Quote everything from the start of the records down to and including the line that contains "data-point — [580, 856, 595, 870]", reproducing each line verbatim.

◆ **ITEMS**:
>> Start
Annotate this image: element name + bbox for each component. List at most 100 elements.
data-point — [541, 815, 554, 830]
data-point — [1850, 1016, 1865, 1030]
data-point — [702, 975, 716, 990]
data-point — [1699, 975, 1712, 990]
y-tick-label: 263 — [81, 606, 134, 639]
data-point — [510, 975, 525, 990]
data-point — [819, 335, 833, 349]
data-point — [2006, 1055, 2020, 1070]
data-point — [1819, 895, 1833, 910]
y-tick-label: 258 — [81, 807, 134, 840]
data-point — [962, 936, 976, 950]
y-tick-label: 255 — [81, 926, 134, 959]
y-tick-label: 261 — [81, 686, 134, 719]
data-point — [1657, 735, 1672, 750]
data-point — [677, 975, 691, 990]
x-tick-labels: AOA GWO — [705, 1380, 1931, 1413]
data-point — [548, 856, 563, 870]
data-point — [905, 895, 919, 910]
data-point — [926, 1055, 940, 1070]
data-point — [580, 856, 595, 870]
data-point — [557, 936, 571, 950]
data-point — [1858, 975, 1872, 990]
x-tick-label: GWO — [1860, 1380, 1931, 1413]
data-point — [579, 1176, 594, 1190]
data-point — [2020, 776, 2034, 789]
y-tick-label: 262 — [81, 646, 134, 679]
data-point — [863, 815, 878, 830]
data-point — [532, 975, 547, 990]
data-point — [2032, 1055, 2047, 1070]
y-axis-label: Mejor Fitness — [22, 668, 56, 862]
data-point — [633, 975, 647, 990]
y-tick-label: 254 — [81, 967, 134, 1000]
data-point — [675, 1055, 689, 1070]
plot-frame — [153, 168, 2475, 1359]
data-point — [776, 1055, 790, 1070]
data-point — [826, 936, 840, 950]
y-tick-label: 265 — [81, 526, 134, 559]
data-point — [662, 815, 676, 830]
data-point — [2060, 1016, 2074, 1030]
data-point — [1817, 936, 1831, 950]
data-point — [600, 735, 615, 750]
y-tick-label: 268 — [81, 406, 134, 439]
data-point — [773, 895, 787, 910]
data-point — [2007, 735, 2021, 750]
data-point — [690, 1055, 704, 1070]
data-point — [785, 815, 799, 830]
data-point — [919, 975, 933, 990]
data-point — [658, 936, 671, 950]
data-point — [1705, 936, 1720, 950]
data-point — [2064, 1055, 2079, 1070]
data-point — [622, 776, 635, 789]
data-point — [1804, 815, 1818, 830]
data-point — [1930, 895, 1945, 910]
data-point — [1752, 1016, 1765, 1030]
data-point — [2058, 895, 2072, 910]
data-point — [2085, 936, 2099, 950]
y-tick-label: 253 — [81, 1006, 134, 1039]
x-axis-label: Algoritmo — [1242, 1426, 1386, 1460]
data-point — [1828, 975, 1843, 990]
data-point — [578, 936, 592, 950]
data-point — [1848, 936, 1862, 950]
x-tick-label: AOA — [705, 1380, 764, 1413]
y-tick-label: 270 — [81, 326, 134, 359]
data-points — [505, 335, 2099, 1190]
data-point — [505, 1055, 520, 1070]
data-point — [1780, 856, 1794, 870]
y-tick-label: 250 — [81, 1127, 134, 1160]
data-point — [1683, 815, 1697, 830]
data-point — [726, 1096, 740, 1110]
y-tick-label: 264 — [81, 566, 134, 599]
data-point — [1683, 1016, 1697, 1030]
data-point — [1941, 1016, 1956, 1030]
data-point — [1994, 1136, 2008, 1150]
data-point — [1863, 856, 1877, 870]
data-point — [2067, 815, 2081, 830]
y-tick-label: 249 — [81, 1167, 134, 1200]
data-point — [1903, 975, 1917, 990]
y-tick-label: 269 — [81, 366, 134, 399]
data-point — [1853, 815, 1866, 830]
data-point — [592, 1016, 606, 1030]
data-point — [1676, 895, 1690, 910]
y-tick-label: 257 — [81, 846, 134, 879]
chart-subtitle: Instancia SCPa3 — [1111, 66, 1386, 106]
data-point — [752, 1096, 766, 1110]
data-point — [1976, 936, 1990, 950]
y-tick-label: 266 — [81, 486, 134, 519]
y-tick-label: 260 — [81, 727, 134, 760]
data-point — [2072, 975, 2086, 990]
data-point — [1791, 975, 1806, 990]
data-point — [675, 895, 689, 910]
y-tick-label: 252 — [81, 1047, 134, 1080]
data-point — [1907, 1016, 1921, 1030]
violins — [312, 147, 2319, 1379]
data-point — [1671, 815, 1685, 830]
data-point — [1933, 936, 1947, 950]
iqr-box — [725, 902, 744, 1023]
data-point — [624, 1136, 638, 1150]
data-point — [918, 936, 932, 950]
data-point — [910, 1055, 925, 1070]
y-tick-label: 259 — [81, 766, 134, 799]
>> End
◆ **ANSWER BELOW**:
Annotate this image: element name + bbox for each component. List at most 100 elements.
data-point — [541, 815, 554, 830]
data-point — [1850, 1016, 1865, 1030]
data-point — [702, 975, 716, 990]
data-point — [1699, 975, 1712, 990]
y-tick-label: 263 — [81, 606, 134, 639]
data-point — [510, 975, 525, 990]
data-point — [819, 335, 833, 349]
data-point — [2006, 1055, 2020, 1070]
data-point — [1819, 895, 1833, 910]
y-tick-label: 258 — [81, 807, 134, 840]
data-point — [962, 936, 976, 950]
y-tick-label: 255 — [81, 926, 134, 959]
y-tick-label: 261 — [81, 686, 134, 719]
data-point — [1657, 735, 1672, 750]
data-point — [677, 975, 691, 990]
x-tick-labels: AOA GWO — [705, 1380, 1931, 1413]
data-point — [548, 856, 563, 870]
data-point — [905, 895, 919, 910]
data-point — [926, 1055, 940, 1070]
data-point — [580, 856, 595, 870]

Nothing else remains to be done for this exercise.